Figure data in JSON
# # # #

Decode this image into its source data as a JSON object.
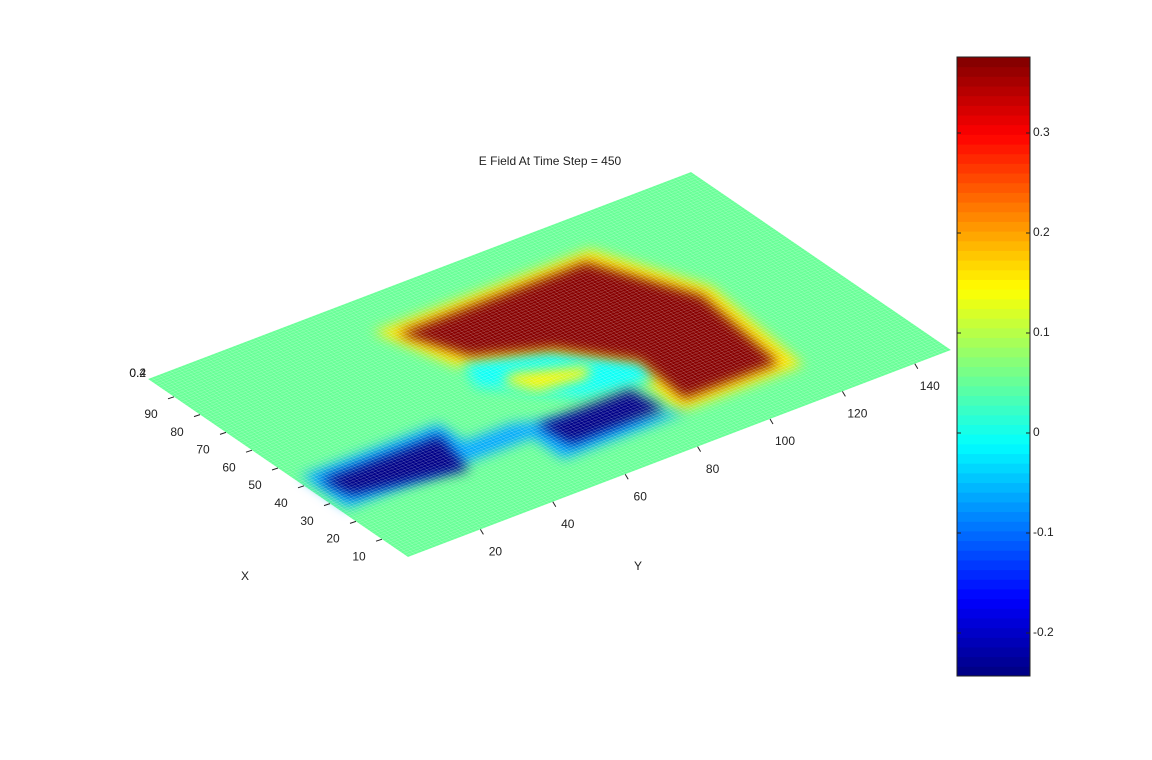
{
  "chart_data": {
    "type": "surface",
    "title": "E Field At Time Step = 450",
    "xlabel": "X",
    "ylabel": "Y",
    "xlim": [
      0,
      100
    ],
    "xticks": [
      10,
      20,
      30,
      40,
      50,
      60,
      70,
      80,
      90
    ],
    "ylim": [
      0,
      150
    ],
    "yticks": [
      20,
      40,
      60,
      80,
      100,
      120,
      140
    ],
    "zticks": [
      0.2,
      0.4
    ],
    "clim": [
      -0.243,
      0.376
    ],
    "cticks": [
      -0.2,
      -0.1,
      0,
      0.1,
      0.2,
      0.3
    ],
    "colormap": "jet",
    "patches": [
      {
        "value": 0.05,
        "x": [
          0,
          100,
          100,
          0
        ],
        "y": [
          0,
          0,
          150,
          150
        ]
      },
      {
        "value": 0.16,
        "x": [
          86,
          86,
          56,
          15,
          15,
          38,
          54,
          62
        ],
        "y": [
          52,
          112,
          124,
          120,
          86,
          88,
          76,
          58
        ]
      },
      {
        "value": -0.01,
        "x": [
          62,
          54,
          38,
          30,
          34,
          46,
          52
        ],
        "y": [
          60,
          78,
          92,
          90,
          72,
          62,
          56
        ]
      },
      {
        "value": 0.15,
        "x": [
          52,
          44,
          40,
          42,
          50
        ],
        "y": [
          66,
          82,
          78,
          66,
          62
        ]
      },
      {
        "value": 0.37,
        "x": [
          82,
          82,
          54,
          19,
          19,
          39,
          55,
          64
        ],
        "y": [
          56,
          108,
          120,
          116,
          90,
          92,
          80,
          63
        ]
      },
      {
        "value": -0.06,
        "x": [
          44,
          44,
          34,
          34,
          14,
          14,
          26,
          26
        ],
        "y": [
          2,
          40,
          40,
          53,
          88,
          53,
          53,
          2
        ]
      },
      {
        "value": -0.24,
        "x": [
          30,
          30,
          18,
          18
        ],
        "y": [
          57,
          83,
          84,
          58
        ]
      },
      {
        "value": -0.24,
        "x": [
          40,
          39.7,
          23,
          30
        ],
        "y": [
          4.3,
          37.3,
          33.5,
          5.8
        ]
      }
    ]
  }
}
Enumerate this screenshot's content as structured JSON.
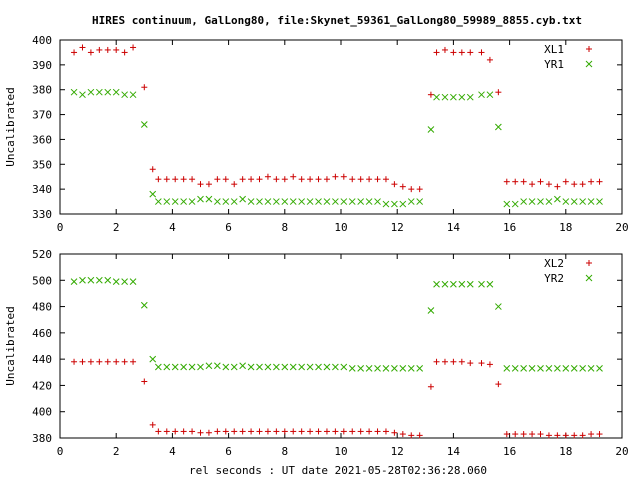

# # # #

▶ **AIM**
Repeat everything in the records precisely. Images are excluded from the copy.

▶ **EXPECTED OUTPUT**
Decode this image into its source data as a JSON object.
{
  "chart_data": {
    "type": "surface",
    "title": "E Field At Time Step = 450",
    "xlabel": "X",
    "ylabel": "Y",
    "xlim": [
      0,
      100
    ],
    "xticks": [
      10,
      20,
      30,
      40,
      50,
      60,
      70,
      80,
      90
    ],
    "ylim": [
      0,
      150
    ],
    "yticks": [
      20,
      40,
      60,
      80,
      100,
      120,
      140
    ],
    "zticks": [
      0.2,
      0.4
    ],
    "clim": [
      -0.243,
      0.376
    ],
    "cticks": [
      -0.2,
      -0.1,
      0,
      0.1,
      0.2,
      0.3
    ],
    "colormap": "jet",
    "patches": [
      {
        "value": 0.05,
        "x": [
          0,
          100,
          100,
          0
        ],
        "y": [
          0,
          0,
          150,
          150
        ]
      },
      {
        "value": 0.16,
        "x": [
          86,
          86,
          56,
          15,
          15,
          38,
          54,
          62
        ],
        "y": [
          52,
          112,
          124,
          120,
          86,
          88,
          76,
          58
        ]
      },
      {
        "value": -0.01,
        "x": [
          62,
          54,
          38,
          30,
          34,
          46,
          52
        ],
        "y": [
          60,
          78,
          92,
          90,
          72,
          62,
          56
        ]
      },
      {
        "value": 0.15,
        "x": [
          52,
          44,
          40,
          42,
          50
        ],
        "y": [
          66,
          82,
          78,
          66,
          62
        ]
      },
      {
        "value": 0.37,
        "x": [
          82,
          82,
          54,
          19,
          19,
          39,
          55,
          64
        ],
        "y": [
          56,
          108,
          120,
          116,
          90,
          92,
          80,
          63
        ]
      },
      {
        "value": -0.06,
        "x": [
          44,
          44,
          34,
          34,
          14,
          14,
          26,
          26
        ],
        "y": [
          2,
          40,
          40,
          53,
          88,
          53,
          53,
          2
        ]
      },
      {
        "value": -0.24,
        "x": [
          30,
          30,
          18,
          18
        ],
        "y": [
          57,
          83,
          84,
          58
        ]
      },
      {
        "value": -0.24,
        "x": [
          40,
          39.7,
          23,
          30
        ],
        "y": [
          4.3,
          37.3,
          33.5,
          5.8
        ]
      }
    ]
  }
}
Enumerate this screenshot's content as structured JSON.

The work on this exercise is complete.